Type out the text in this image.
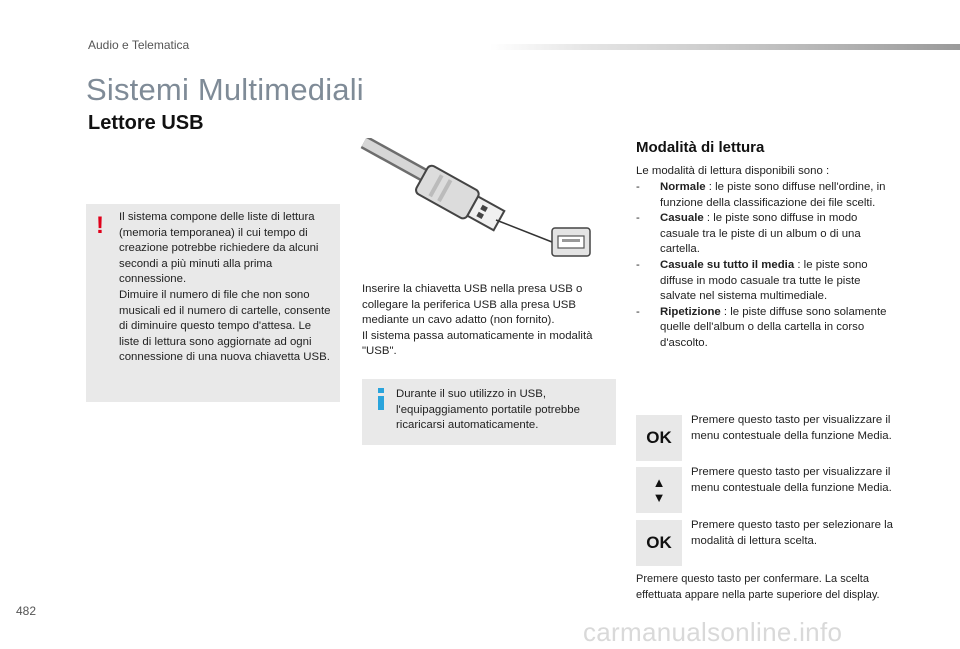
Audio e Telematica
Sistemi Multimediali
Lettore USB
! Il sistema compone delle liste di lettura (memoria temporanea) il cui tempo di creazione potrebbe richiedere da alcuni secondi a più minuti alla prima connessione.
Dimuire il numero di file che non sono musicali ed il numero di cartelle, consente di diminuire questo tempo d'attesa. Le liste di lettura sono aggiornate ad ogni connessione di una nuova chiavetta USB.
Inserire la chiavetta USB nella presa USB o collegare la periferica USB alla presa USB mediante un cavo adatto (non fornito).
Il sistema passa automaticamente in modalità "USB".
Durante il suo utilizzo in USB, l'equipaggiamento portatile potrebbe ricaricarsi automaticamente.
Modalità di lettura
Le modalità di lettura disponibili sono :
- Normale : le piste sono diffuse nell'ordine, in funzione della classificazione dei file scelti.
- Casuale : le piste sono diffuse in modo casuale tra le piste di un album o di una cartella.
- Casuale su tutto il media : le piste sono diffuse in modo casuale tra tutte le piste salvate nel sistema multimediale.
- Ripetizione : le piste diffuse sono solamente quelle dell'album o della cartella in corso d'ascolto.
OK
Premere questo tasto per visualizzare il menu contestuale della funzione Media.
▲
▼
Premere questo tasto per visualizzare il menu contestuale della funzione Media.
OK
Premere questo tasto per selezionare la modalità di lettura scelta.
Premere questo tasto per confermare. La scelta effettuata appare nella parte superiore del display.
482
carmanualsonline.info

__________________________________________________

INSTRUCTIONS FOR THE TASK:
Pick out the lines containing the string "diffuse" and show them.

RESULT OF THE TASK:
- Normale : le piste sono diffuse nell'ordine, in funzione della classificazione dei file scelti.
- Casuale : le piste sono diffuse in modo casuale tra le piste di un album o di una cartella.
- Casuale su tutto il media : le piste sono diffuse in modo casuale tra tutte le piste salvate nel sistema multimediale.
- Ripetizione : le piste diffuse sono solamente quelle dell'album o della cartella in corso d'ascolto.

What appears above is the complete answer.